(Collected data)
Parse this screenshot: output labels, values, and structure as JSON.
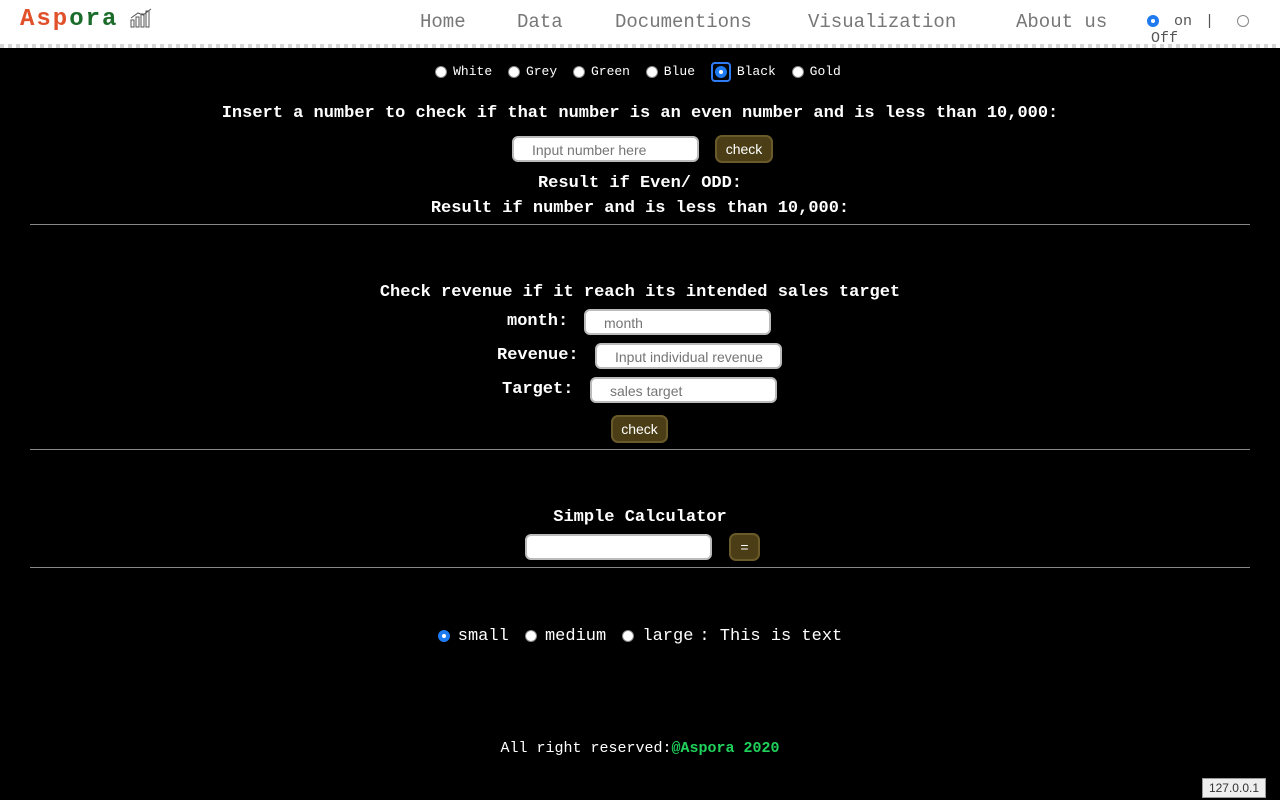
{
  "header": {
    "logo_a": "Asp",
    "logo_b": "ora",
    "nav": [
      "Home",
      "Data",
      "Documentions",
      "Visualization",
      "About us"
    ],
    "toggle_on": "on",
    "toggle_sep": "|",
    "toggle_off": "Off"
  },
  "themes": {
    "options": [
      "White",
      "Grey",
      "Green",
      "Blue",
      "Black",
      "Gold"
    ],
    "selected": "Black"
  },
  "even_check": {
    "question": "Insert a number to check if that number is an even number and is less than 10,000:",
    "placeholder": "Input number here",
    "button": "check",
    "result1": "Result if Even/ ODD:",
    "result2": "Result if number and is less than 10,000:"
  },
  "revenue": {
    "title": "Check revenue if it reach its intended sales target",
    "month_label": "month:",
    "month_placeholder": "month",
    "revenue_label": "Revenue:",
    "revenue_placeholder": "Input individual revenue",
    "target_label": "Target:",
    "target_placeholder": "sales target",
    "button": "check"
  },
  "calculator": {
    "title": "Simple Calculator",
    "button": "="
  },
  "text_size": {
    "options": [
      "small",
      "medium",
      "large"
    ],
    "selected": "small",
    "sample": ": This is text"
  },
  "footer": {
    "text": "All right reserved:",
    "brand": "@Aspora 2020"
  },
  "host_badge": "127.0.0.1",
  "colors": {
    "accent_button": "#4b3e16",
    "footer_brand": "#1fd35a",
    "logo_orange": "#e0502a",
    "logo_green": "#1b6b2b"
  }
}
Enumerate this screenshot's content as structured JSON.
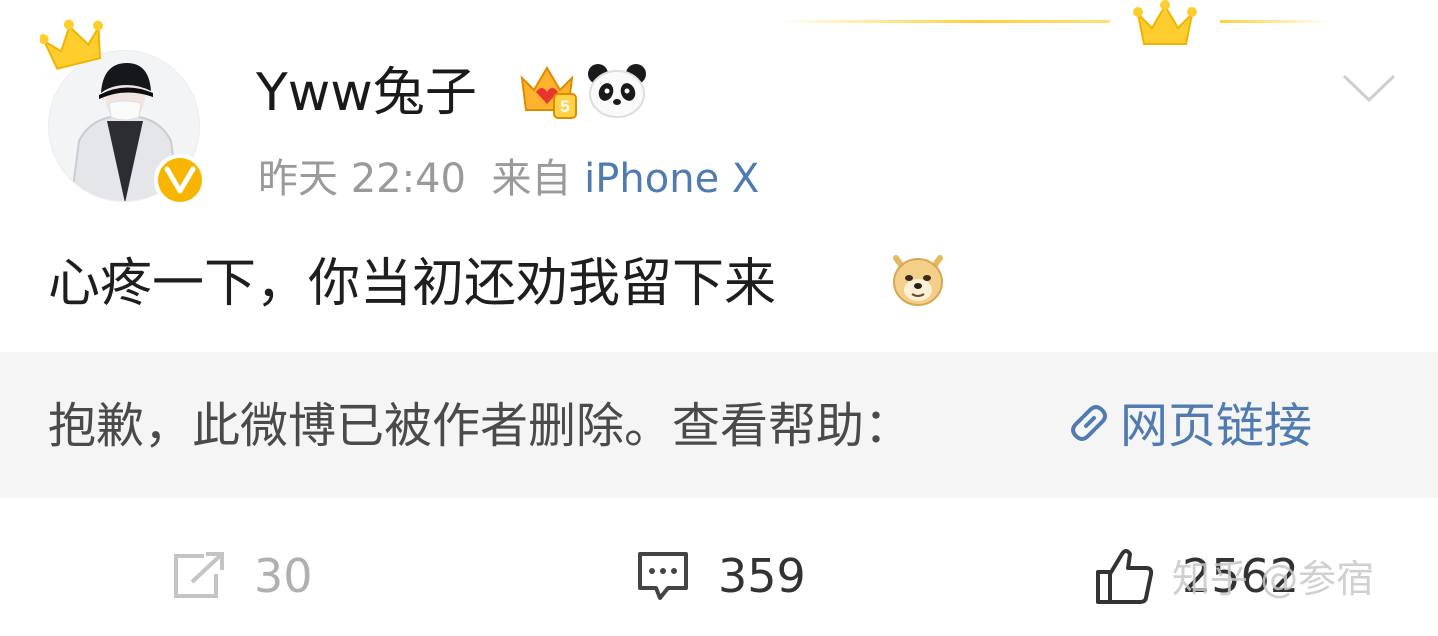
{
  "post": {
    "username": "Yww兔子",
    "time": "昨天 22:40",
    "source_prefix": "来自",
    "source": "iPhone X",
    "text": "心疼一下，你当初还劝我留下来",
    "icons": {
      "avatar_crown": "crown-icon",
      "verified": "verified-v-badge",
      "vip": "vip-crown-level-5-badge",
      "panda": "panda-emoji",
      "doge": "doge-emoji",
      "menu": "chevron-down-icon"
    },
    "vip_level": "5",
    "verified_mark": "V"
  },
  "notice": {
    "text": "抱歉，此微博已被作者删除。查看帮助：",
    "link_label": "网页链接"
  },
  "actions": {
    "repost_count": "30",
    "comment_count": "359",
    "like_count": "2562"
  },
  "watermark": "知乎 @参宿",
  "colors": {
    "link": "#4f7bb0",
    "meta": "#9a9a9a",
    "notice_bg": "#f5f5f5",
    "verified": "#f7b500",
    "crown": "#ffcf3d"
  }
}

• [YOUR INSTRUCTIONS]
Of the lines above, copy each that contains "sales".

• [EXERCISE ANSWER]
    "title": "Check revenue if it reach its intended sales target",
    "target_placeholder": "sales target",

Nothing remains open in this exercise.